Begin DATA SUPPLIED

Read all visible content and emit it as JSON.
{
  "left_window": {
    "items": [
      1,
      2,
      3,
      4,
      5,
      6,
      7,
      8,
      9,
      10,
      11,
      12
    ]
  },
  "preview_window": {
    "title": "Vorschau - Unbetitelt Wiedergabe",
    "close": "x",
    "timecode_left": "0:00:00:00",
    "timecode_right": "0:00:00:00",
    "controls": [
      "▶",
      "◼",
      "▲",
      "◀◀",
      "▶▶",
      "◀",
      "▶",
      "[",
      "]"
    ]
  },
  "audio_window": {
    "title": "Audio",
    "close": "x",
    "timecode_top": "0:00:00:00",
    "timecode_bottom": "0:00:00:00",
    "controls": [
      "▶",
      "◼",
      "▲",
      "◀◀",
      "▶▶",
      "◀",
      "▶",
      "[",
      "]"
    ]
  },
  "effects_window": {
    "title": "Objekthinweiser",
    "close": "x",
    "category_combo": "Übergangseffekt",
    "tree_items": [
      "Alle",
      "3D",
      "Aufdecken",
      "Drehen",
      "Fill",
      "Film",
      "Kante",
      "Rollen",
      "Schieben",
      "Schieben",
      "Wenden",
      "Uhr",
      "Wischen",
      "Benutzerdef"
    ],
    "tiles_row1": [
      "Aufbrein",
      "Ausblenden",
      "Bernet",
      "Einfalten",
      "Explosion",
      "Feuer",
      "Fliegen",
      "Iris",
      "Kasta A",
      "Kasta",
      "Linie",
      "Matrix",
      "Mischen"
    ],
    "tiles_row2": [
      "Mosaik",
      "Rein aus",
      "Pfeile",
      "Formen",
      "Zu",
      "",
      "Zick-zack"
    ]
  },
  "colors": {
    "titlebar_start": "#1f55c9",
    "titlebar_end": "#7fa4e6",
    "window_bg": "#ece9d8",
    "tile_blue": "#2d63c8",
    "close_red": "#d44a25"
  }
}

End DATA SUPPLIED

Output each record exactly, leaving nothing out.

*CORRECT ANSWER*
Read all visible content and emit it as JSON.
{
  "left_window": {
    "items": [
      1,
      2,
      3,
      4,
      5,
      6,
      7,
      8,
      9,
      10,
      11,
      12
    ]
  },
  "preview_window": {
    "title": "Vorschau - Unbetitelt Wiedergabe",
    "close": "x",
    "timecode_left": "0:00:00:00",
    "timecode_right": "0:00:00:00",
    "controls": [
      "▶",
      "◼",
      "▲",
      "◀◀",
      "▶▶",
      "◀",
      "▶",
      "[",
      "]"
    ]
  },
  "audio_window": {
    "title": "Audio",
    "close": "x",
    "timecode_top": "0:00:00:00",
    "timecode_bottom": "0:00:00:00",
    "controls": [
      "▶",
      "◼",
      "▲",
      "◀◀",
      "▶▶",
      "◀",
      "▶",
      "[",
      "]"
    ]
  },
  "effects_window": {
    "title": "Objekthinweiser",
    "close": "x",
    "category_combo": "Übergangseffekt",
    "tree_items": [
      "Alle",
      "3D",
      "Aufdecken",
      "Drehen",
      "Fill",
      "Film",
      "Kante",
      "Rollen",
      "Schieben",
      "Schieben",
      "Wenden",
      "Uhr",
      "Wischen",
      "Benutzerdef"
    ],
    "tiles_row1": [
      "Aufbrein",
      "Ausblenden",
      "Bernet",
      "Einfalten",
      "Explosion",
      "Feuer",
      "Fliegen",
      "Iris",
      "Kasta A",
      "Kasta",
      "Linie",
      "Matrix",
      "Mischen"
    ],
    "tiles_row2": [
      "Mosaik",
      "Rein aus",
      "Pfeile",
      "Formen",
      "Zu",
      "",
      "Zick-zack"
    ]
  },
  "colors": {
    "titlebar_start": "#1f55c9",
    "titlebar_end": "#7fa4e6",
    "window_bg": "#ece9d8",
    "tile_blue": "#2d63c8",
    "close_red": "#d44a25"
  }
}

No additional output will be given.